Storing your transport at your yard

Many yards offer storage of horseboxes and trailers, but it’s important to make some considerations before this is arranged.
Whilst many will allow this free of charge, its important to check if there may be any additional charges per week or month for storing your transport. Additionally, you should consider if the place of storage is acceptable with your insurers, that your horsebox or trailer is insured appropriately in the event of damage or theft, and that your chosen storage location does not invalidate your insurance in any way.
Similarly for yard owners, they should ensure that any vehicle stored on their premises is insured appropriately, and taxed and MOT’d if they feel this is appropriate. Copies of the insurance and vehicle information should be kept on file by the yard owner. 
You should also consider the practicality of the storage area. Ideally horseboxes and trailers should be parked on level hardstanding such as tarmac, concrete, or gravel. Storing your lorry or trailer on grass may be great in the dry summer months, but during wet winter conditions these areas could become muddy and render it difficult to move your transport when needed, as well as making the underside of the vehicle more prone to corrosion. You should also consider the way it is parked in the event of there being any issues such as a flat battery or mechanical problems for horseboxes. Could the horsebox be easily moved out of the area, and would it be possible to jump start from another vehicle, if necessary, or in the proximity of an electrical output to charge the battery.

**Stored data**
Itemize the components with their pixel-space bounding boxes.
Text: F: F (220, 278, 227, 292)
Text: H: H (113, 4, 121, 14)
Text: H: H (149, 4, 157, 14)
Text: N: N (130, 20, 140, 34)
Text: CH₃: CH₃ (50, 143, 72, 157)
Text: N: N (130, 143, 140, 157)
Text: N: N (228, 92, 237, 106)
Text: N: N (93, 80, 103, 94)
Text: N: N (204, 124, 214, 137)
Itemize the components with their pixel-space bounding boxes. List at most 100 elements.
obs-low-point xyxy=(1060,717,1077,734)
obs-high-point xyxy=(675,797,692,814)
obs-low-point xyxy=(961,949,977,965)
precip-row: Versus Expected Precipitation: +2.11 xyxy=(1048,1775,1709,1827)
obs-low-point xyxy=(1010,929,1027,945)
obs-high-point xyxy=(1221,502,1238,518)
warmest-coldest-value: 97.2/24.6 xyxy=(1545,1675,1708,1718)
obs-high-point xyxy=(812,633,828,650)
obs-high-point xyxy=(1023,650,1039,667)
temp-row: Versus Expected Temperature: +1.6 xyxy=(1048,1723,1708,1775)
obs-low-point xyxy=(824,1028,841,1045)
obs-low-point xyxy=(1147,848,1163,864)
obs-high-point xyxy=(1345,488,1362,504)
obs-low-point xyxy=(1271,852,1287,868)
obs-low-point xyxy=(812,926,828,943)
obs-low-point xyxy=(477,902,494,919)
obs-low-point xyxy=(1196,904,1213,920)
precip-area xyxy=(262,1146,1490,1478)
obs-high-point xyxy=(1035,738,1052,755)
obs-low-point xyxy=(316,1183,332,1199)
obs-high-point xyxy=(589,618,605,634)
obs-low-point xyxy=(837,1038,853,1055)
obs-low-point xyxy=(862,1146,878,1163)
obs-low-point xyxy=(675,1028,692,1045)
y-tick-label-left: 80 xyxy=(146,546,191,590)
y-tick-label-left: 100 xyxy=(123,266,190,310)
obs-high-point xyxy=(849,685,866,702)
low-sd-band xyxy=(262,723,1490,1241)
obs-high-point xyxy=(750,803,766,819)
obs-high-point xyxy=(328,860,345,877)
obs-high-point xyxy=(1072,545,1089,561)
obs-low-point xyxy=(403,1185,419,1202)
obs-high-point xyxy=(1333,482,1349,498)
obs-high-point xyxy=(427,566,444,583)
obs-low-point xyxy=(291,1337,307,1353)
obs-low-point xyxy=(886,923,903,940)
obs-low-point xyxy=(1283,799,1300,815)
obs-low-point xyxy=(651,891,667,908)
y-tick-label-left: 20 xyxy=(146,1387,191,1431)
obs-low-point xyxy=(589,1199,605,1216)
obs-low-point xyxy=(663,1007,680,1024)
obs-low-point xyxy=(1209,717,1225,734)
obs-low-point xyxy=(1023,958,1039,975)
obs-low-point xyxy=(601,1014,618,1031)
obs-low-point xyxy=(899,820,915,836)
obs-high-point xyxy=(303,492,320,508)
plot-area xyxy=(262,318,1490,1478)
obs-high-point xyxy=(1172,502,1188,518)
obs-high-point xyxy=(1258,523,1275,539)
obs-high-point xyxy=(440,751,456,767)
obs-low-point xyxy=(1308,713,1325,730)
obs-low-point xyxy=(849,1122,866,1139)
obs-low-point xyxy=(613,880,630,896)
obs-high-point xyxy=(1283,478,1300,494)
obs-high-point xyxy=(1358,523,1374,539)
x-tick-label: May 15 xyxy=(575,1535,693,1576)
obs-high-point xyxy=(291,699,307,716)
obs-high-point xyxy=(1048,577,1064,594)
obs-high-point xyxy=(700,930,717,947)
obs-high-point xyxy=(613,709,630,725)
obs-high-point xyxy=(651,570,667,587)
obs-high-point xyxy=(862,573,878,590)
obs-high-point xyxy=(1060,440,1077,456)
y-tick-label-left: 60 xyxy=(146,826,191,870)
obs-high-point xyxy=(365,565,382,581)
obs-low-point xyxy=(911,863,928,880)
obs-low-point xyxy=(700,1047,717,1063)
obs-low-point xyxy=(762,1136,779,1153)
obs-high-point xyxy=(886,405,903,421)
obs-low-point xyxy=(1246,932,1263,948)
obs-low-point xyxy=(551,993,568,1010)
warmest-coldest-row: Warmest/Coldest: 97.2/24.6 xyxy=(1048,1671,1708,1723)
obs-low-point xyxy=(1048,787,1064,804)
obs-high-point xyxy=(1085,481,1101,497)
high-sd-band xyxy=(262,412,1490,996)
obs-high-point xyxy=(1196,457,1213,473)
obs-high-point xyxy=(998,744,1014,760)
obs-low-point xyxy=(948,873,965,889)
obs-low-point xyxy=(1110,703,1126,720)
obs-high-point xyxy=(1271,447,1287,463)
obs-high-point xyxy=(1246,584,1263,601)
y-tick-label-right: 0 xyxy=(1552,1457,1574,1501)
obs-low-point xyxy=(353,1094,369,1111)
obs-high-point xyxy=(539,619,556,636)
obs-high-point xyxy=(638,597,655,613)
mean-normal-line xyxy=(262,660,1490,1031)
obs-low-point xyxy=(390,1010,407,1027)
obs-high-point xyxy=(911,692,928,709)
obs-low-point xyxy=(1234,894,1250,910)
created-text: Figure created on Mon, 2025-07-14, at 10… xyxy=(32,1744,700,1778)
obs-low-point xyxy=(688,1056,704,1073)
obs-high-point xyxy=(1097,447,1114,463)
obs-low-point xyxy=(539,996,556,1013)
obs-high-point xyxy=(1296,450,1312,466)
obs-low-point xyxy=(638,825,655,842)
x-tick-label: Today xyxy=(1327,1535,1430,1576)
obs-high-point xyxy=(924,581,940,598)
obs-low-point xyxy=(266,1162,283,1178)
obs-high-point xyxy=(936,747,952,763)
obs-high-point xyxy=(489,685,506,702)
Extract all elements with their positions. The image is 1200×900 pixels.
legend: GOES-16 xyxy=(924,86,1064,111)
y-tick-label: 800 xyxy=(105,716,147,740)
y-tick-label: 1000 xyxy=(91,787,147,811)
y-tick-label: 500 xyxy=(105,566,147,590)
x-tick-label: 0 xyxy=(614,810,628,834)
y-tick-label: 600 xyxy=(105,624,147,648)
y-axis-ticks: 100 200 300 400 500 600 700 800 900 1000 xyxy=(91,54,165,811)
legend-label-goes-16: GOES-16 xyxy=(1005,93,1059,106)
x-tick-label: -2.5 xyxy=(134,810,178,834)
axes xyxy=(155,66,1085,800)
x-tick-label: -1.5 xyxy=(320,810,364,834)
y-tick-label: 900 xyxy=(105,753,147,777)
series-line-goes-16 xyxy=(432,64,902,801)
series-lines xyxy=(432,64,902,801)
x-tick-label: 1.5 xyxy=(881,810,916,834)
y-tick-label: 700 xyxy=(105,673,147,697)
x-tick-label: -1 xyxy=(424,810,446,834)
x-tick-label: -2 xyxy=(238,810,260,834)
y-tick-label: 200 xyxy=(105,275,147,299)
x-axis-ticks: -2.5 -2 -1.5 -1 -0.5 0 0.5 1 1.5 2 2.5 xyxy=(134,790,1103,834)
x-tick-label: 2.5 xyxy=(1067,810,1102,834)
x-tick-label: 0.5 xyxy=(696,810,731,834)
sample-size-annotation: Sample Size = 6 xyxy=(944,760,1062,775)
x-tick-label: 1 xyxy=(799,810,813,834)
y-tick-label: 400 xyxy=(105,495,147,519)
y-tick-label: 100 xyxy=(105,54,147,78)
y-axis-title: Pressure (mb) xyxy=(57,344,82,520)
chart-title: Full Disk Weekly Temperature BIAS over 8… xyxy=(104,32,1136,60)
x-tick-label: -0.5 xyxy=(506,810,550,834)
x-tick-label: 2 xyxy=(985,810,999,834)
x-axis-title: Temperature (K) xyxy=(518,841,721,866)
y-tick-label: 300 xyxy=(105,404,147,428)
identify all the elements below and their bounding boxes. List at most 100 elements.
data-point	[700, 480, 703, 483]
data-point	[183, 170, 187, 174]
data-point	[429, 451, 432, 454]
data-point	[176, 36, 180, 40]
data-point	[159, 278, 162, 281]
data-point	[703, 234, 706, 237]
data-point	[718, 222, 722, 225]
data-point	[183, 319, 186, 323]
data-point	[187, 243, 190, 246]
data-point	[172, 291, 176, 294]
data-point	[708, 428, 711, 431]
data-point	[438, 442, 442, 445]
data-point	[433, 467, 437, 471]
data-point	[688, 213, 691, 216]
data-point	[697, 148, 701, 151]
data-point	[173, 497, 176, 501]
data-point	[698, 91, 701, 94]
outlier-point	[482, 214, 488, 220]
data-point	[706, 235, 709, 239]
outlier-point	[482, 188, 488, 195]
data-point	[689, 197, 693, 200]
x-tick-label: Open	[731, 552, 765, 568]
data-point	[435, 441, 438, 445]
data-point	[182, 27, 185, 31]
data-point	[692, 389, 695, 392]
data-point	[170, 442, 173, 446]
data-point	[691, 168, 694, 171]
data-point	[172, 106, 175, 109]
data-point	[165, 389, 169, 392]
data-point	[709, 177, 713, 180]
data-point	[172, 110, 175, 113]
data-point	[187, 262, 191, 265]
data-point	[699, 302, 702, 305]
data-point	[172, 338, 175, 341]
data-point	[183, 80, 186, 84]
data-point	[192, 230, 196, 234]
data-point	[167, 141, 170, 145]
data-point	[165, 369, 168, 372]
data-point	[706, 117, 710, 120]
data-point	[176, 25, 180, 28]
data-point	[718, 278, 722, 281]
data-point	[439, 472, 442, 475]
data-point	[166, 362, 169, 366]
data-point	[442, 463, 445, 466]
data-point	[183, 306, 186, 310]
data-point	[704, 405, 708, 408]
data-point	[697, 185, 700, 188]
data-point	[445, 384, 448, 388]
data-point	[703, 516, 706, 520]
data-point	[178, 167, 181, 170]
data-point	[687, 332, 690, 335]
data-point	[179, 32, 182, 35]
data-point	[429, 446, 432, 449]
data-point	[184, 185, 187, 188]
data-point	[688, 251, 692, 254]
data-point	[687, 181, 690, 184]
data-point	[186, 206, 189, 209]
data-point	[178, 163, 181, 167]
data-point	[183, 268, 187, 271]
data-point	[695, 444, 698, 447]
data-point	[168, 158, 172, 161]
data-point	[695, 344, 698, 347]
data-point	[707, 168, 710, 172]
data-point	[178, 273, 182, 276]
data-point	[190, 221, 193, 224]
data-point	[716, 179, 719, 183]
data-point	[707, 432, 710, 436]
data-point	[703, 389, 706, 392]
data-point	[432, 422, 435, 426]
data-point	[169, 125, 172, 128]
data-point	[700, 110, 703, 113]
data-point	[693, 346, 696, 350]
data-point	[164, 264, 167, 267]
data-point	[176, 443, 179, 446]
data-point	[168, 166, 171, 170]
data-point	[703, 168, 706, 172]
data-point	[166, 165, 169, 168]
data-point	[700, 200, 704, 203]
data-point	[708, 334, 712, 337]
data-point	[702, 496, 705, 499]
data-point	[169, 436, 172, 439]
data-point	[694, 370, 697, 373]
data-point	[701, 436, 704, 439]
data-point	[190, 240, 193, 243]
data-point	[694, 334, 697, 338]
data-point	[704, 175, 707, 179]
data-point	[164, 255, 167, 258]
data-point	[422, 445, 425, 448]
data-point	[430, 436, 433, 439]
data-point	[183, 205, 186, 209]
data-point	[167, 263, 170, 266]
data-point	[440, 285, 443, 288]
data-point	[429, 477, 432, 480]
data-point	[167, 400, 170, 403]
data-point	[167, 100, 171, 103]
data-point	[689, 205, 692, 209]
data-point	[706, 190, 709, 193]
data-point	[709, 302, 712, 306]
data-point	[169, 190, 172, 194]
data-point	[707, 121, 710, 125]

**Given problem A**
According to the transport storage passage, which surfaces are given as examples of level hardstanding for parking horseboxes and trailers?
**Given problem B**
For each statement, say yes or no to whether the transport storage passage agrees with it, and quote the passage's deciding words: (i) Yard owners should keep copies of the insurance and vehicle information on file. (ii) Every yard charges a fee for storing horseboxes and trailers. (iii) Parking on grass can make the underside of the vehicle more prone to corrosion.
Use only the transport storage passage to respond, not the lines.

**Response A**
Tarmac, concrete, or gravel.

**Response B**
(i) Yes: "Copies of the insurance and vehicle information should be kept on file by the yard owner."
(ii) No: "Whilst many will allow this free of charge"
(iii) Yes: "making the underside of the vehicle more prone to corrosion"